PROBLEM TO WORK ON: Locate each line containing the string "Köppen" and copy it out.
[START RECORDS SHOWN]
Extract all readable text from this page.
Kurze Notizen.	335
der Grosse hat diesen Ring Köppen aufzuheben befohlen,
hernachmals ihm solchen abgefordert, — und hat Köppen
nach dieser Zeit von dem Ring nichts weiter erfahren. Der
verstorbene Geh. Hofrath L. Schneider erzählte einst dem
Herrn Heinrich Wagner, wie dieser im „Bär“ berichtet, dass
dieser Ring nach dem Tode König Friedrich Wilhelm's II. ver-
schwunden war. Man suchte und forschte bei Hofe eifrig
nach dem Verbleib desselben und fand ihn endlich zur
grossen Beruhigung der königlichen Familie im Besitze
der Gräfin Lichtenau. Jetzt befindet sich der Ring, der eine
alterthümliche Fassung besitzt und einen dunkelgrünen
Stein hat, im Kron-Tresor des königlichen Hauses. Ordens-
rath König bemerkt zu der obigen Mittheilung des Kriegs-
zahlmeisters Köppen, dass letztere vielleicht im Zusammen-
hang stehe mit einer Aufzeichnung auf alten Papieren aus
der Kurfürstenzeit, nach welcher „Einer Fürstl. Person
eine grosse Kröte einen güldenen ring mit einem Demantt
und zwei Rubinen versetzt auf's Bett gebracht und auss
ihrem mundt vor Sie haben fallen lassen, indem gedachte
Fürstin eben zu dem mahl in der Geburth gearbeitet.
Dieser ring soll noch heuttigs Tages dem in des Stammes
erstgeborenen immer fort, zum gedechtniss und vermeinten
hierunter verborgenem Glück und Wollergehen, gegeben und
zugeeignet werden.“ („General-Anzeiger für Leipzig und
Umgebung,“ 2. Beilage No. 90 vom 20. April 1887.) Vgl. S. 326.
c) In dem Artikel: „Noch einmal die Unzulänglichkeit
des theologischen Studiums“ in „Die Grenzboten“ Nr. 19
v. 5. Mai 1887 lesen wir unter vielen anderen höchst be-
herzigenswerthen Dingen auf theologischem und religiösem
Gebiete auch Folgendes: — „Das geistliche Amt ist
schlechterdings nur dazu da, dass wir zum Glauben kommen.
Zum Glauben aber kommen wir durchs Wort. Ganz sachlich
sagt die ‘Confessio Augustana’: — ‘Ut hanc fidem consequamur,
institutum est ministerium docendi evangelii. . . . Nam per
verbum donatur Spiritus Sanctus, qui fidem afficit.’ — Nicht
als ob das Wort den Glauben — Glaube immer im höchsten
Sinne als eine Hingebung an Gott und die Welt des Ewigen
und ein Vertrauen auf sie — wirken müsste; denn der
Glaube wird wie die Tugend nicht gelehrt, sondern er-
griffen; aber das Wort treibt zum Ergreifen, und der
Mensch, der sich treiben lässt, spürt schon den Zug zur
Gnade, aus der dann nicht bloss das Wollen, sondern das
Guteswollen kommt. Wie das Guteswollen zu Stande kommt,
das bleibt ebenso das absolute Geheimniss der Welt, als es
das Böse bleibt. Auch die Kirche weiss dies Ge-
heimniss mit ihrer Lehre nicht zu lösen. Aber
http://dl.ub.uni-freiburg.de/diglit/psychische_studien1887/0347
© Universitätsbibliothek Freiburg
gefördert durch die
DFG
[END RECORDS SHOWN]
EXERCISE OUTPUT:
der Grosse hat diesen Ring Köppen aufzuheben befohlen,
hernachmals ihm solchen abgefordert, — und hat Köppen
zahlmeisters Köppen, dass letztere vielleicht im Zusammen-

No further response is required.